Without skipping anything, write out each record below exactly.

==================================================

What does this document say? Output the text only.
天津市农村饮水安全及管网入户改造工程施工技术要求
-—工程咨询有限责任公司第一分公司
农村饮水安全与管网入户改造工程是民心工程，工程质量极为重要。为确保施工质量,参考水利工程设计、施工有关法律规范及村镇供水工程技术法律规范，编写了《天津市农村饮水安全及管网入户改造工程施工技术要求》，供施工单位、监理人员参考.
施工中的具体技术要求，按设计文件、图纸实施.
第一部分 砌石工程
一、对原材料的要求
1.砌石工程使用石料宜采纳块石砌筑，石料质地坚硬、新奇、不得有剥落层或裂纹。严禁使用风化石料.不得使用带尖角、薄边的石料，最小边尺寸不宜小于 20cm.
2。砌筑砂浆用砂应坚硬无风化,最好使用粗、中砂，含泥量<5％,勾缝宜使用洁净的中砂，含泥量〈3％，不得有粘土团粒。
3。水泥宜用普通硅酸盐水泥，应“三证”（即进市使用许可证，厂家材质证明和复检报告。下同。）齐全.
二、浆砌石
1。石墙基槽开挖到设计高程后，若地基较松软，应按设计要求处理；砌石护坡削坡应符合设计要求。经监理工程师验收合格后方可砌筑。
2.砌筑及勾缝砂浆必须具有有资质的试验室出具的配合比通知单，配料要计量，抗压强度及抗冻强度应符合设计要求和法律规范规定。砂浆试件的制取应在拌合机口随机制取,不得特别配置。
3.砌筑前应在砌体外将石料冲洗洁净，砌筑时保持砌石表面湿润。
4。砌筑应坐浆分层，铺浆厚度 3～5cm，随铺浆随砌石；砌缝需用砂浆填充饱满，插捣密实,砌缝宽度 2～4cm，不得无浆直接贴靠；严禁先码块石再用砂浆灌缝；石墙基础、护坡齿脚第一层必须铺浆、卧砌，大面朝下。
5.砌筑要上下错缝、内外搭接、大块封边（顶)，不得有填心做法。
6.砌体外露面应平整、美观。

==================================================

▶ Worked solution
What does this document say? Output the text only.
天津市农村饮水安全及管网入户改造工程施工技术要求
-—工程咨询有限责任公司第一分公司
农村饮水安全与管网入户改造工程是民心工程，工程质量极为重要。为确保施工质量,参考水利工程设计、施工有关法律规范及村镇供水工程技术法律规范，编写了《天津市农村饮水安全及管网入户改造工程施工技术要求》，供施工单位、监理人员参考.
施工中的具体技术要求，按设计文件、图纸实施.
第一部分 砌石工程
一、对原材料的要求
1.砌石工程使用石料宜采纳块石砌筑，石料质地坚硬、新奇、不得有剥落层或裂纹。严禁使用风化石料.不得使用带尖角、薄边的石料，最小边尺寸不宜小于 20cm.
2。砌筑砂浆用砂应坚硬无风化,最好使用粗、中砂，含泥量<5％,勾缝宜使用洁净的中砂，含泥量〈3％，不得有粘土团粒。
3。水泥宜用普通硅酸盐水泥，应“三证”（即进市使用许可证，厂家材质证明和复检报告。下同。）齐全.
二、浆砌石
1。石墙基槽开挖到设计高程后，若地基较松软，应按设计要求处理；砌石护坡削坡应符合设计要求。经监理工程师验收合格后方可砌筑。
2.砌筑及勾缝砂浆必须具有有资质的试验室出具的配合比通知单，配料要计量，抗压强度及抗冻强度应符合设计要求和法律规范规定。砂浆试件的制取应在拌合机口随机制取,不得特别配置。
3.砌筑前应在砌体外将石料冲洗洁净，砌筑时保持砌石表面湿润。
4。砌筑应坐浆分层，铺浆厚度 3～5cm，随铺浆随砌石；砌缝需用砂浆填充饱满，插捣密实,砌缝宽度 2～4cm，不得无浆直接贴靠；严禁先码块石再用砂浆灌缝；石墙基础、护坡齿脚第一层必须铺浆、卧砌，大面朝下。
5.砌筑要上下错缝、内外搭接、大块封边（顶)，不得有填心做法。
6.砌体外露面应平整、美观。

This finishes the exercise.